▶ [DIRECTIVE]: Leave out the images and repeat the listing below without a single change.

Dataset items:
───
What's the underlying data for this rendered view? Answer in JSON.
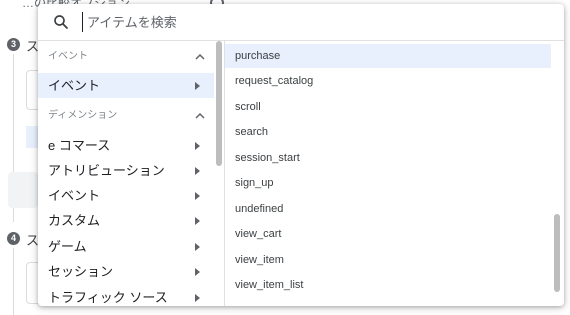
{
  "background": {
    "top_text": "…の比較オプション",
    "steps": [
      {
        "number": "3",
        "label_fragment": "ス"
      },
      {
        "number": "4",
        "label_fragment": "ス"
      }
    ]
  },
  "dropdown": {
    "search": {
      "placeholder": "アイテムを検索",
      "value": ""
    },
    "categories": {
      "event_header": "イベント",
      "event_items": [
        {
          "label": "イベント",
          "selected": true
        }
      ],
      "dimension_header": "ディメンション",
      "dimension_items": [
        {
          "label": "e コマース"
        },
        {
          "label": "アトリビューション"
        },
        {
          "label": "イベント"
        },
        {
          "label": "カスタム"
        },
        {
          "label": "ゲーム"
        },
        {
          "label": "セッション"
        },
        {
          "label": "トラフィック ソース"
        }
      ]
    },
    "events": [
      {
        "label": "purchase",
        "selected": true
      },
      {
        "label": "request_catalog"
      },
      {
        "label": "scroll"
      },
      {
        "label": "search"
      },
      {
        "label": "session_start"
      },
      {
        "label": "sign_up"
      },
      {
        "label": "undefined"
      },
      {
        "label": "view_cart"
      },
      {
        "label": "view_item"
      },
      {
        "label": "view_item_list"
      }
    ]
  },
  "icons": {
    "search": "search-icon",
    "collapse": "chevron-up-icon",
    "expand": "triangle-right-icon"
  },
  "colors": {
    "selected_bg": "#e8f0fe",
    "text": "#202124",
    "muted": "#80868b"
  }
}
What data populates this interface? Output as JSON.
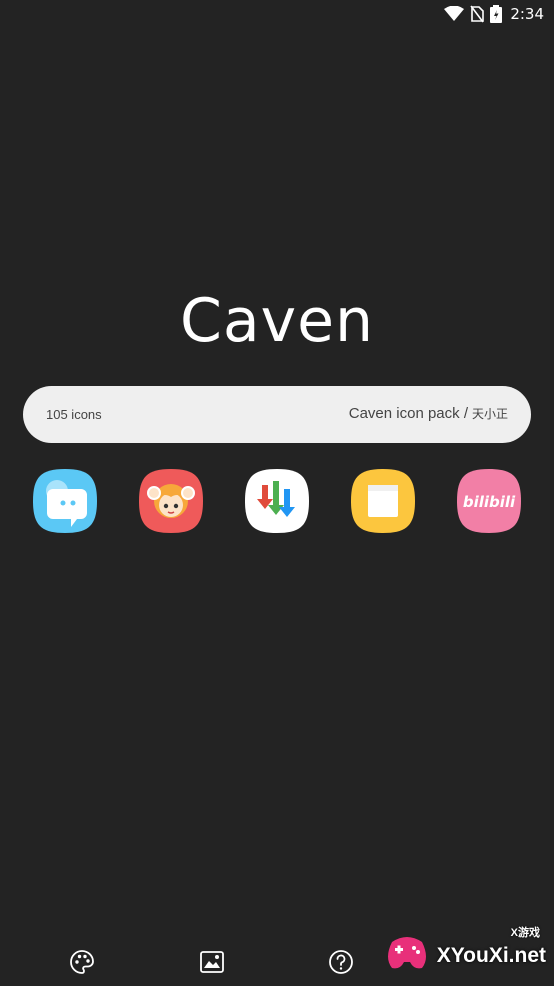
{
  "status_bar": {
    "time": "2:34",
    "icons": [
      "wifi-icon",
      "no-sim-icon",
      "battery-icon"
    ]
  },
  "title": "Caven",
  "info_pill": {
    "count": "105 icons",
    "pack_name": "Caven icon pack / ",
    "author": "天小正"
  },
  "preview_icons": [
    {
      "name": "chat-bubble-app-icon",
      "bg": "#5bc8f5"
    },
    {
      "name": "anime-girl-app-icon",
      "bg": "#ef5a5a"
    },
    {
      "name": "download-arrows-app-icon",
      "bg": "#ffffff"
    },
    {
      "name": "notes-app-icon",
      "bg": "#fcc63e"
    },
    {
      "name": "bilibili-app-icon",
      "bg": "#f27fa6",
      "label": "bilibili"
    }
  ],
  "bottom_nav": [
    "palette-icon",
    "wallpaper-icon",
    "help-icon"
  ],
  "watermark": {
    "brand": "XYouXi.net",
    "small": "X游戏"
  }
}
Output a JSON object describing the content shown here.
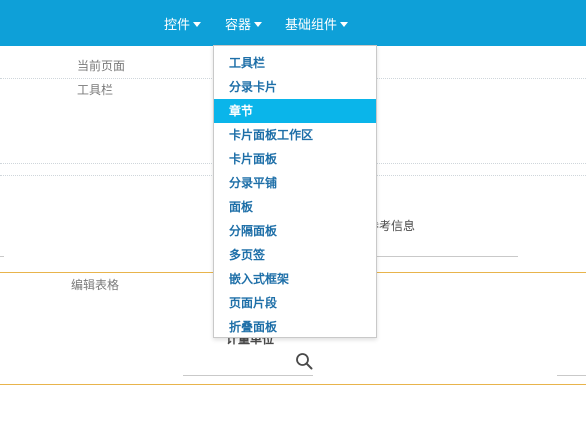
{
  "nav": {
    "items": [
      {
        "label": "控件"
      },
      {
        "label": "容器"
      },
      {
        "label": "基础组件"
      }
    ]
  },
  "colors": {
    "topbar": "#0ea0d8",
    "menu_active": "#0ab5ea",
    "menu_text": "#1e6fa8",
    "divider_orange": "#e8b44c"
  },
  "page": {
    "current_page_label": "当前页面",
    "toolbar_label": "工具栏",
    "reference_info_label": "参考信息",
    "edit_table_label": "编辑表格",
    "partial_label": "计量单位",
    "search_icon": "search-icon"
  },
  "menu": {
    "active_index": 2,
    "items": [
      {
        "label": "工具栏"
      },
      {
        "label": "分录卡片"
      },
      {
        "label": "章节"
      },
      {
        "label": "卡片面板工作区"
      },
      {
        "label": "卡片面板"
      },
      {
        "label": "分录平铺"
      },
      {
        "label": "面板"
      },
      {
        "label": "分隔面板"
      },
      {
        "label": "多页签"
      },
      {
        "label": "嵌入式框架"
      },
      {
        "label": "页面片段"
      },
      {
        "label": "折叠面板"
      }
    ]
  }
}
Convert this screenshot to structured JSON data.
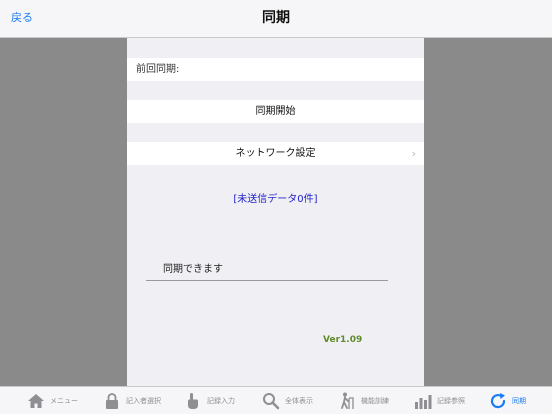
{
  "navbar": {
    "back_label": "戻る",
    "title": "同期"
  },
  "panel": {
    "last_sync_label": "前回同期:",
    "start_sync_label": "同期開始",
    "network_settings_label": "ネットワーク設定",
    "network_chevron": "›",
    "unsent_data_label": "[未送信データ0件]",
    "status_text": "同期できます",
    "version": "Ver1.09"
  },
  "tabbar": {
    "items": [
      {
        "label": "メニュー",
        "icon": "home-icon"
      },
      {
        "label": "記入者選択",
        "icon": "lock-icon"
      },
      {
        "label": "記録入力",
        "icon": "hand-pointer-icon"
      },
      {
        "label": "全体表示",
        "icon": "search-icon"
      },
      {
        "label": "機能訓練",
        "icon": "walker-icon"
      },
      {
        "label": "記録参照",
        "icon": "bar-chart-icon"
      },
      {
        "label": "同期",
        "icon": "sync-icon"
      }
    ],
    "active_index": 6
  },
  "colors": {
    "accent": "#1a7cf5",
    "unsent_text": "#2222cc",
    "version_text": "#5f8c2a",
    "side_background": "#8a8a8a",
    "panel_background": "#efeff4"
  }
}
───
▶ [SOLVED PROBLEM]:
What's the underlying data for this rendered view? Answer in JSON.
{
  "background": {
    "top_text": "…の比較オプション",
    "steps": [
      {
        "number": "3",
        "label_fragment": "ス"
      },
      {
        "number": "4",
        "label_fragment": "ス"
      }
    ]
  },
  "dropdown": {
    "search": {
      "placeholder": "アイテムを検索",
      "value": ""
    },
    "categories": {
      "event_header": "イベント",
      "event_items": [
        {
          "label": "イベント",
          "selected": true
        }
      ],
      "dimension_header": "ディメンション",
      "dimension_items": [
        {
          "label": "e コマース"
        },
        {
          "label": "アトリビューション"
        },
        {
          "label": "イベント"
        },
        {
          "label": "カスタム"
        },
        {
          "label": "ゲーム"
        },
        {
          "label": "セッション"
        },
        {
          "label": "トラフィック ソース"
        }
      ]
    },
    "events": [
      {
        "label": "purchase",
        "selected": true
      },
      {
        "label": "request_catalog"
      },
      {
        "label": "scroll"
      },
      {
        "label": "search"
      },
      {
        "label": "session_start"
      },
      {
        "label": "sign_up"
      },
      {
        "label": "undefined"
      },
      {
        "label": "view_cart"
      },
      {
        "label": "view_item"
      },
      {
        "label": "view_item_list"
      }
    ]
  },
  "icons": {
    "search": "search-icon",
    "collapse": "chevron-up-icon",
    "expand": "triangle-right-icon"
  },
  "colors": {
    "selected_bg": "#e8f0fe",
    "text": "#202124",
    "muted": "#80868b"
  }
}
What data populates this interface? Output as JSON.
{
  "status_bar": {
    "time": "2:34",
    "icons": [
      "wifi-icon",
      "no-sim-icon",
      "battery-icon"
    ]
  },
  "title": "Caven",
  "info_pill": {
    "count": "105 icons",
    "pack_name": "Caven icon pack / ",
    "author": "天小正"
  },
  "preview_icons": [
    {
      "name": "chat-bubble-app-icon",
      "bg": "#5bc8f5"
    },
    {
      "name": "anime-girl-app-icon",
      "bg": "#ef5a5a"
    },
    {
      "name": "download-arrows-app-icon",
      "bg": "#ffffff"
    },
    {
      "name": "notes-app-icon",
      "bg": "#fcc63e"
    },
    {
      "name": "bilibili-app-icon",
      "bg": "#f27fa6",
      "label": "bilibili"
    }
  ],
  "bottom_nav": [
    "palette-icon",
    "wallpaper-icon",
    "help-icon"
  ],
  "watermark": {
    "brand": "XYouXi.net",
    "small": "X游戏"
  }
}
Output a JSON object describing the content shown here.
{
  "nav": {
    "items": [
      {
        "label": "控件"
      },
      {
        "label": "容器"
      },
      {
        "label": "基础组件"
      }
    ]
  },
  "colors": {
    "topbar": "#0ea0d8",
    "menu_active": "#0ab5ea",
    "menu_text": "#1e6fa8",
    "divider_orange": "#e8b44c"
  },
  "page": {
    "current_page_label": "当前页面",
    "toolbar_label": "工具栏",
    "reference_info_label": "参考信息",
    "edit_table_label": "编辑表格",
    "partial_label": "计量单位",
    "search_icon": "search-icon"
  },
  "menu": {
    "active_index": 2,
    "items": [
      {
        "label": "工具栏"
      },
      {
        "label": "分录卡片"
      },
      {
        "label": "章节"
      },
      {
        "label": "卡片面板工作区"
      },
      {
        "label": "卡片面板"
      },
      {
        "label": "分录平铺"
      },
      {
        "label": "面板"
      },
      {
        "label": "分隔面板"
      },
      {
        "label": "多页签"
      },
      {
        "label": "嵌入式框架"
      },
      {
        "label": "页面片段"
      },
      {
        "label": "折叠面板"
      }
    ]
  }
}
Convert this screenshot to structured JSON data.
{
  "navbar": {
    "back_label": "戻る",
    "title": "同期"
  },
  "panel": {
    "last_sync_label": "前回同期:",
    "start_sync_label": "同期開始",
    "network_settings_label": "ネットワーク設定",
    "network_chevron": "›",
    "unsent_data_label": "[未送信データ0件]",
    "status_text": "同期できます",
    "version": "Ver1.09"
  },
  "tabbar": {
    "items": [
      {
        "label": "メニュー",
        "icon": "home-icon"
      },
      {
        "label": "記入者選択",
        "icon": "lock-icon"
      },
      {
        "label": "記録入力",
        "icon": "hand-pointer-icon"
      },
      {
        "label": "全体表示",
        "icon": "search-icon"
      },
      {
        "label": "機能訓練",
        "icon": "walker-icon"
      },
      {
        "label": "記録参照",
        "icon": "bar-chart-icon"
      },
      {
        "label": "同期",
        "icon": "sync-icon"
      }
    ],
    "active_index": 6
  },
  "colors": {
    "accent": "#1a7cf5",
    "unsent_text": "#2222cc",
    "version_text": "#5f8c2a",
    "side_background": "#8a8a8a",
    "panel_background": "#efeff4"
  }
}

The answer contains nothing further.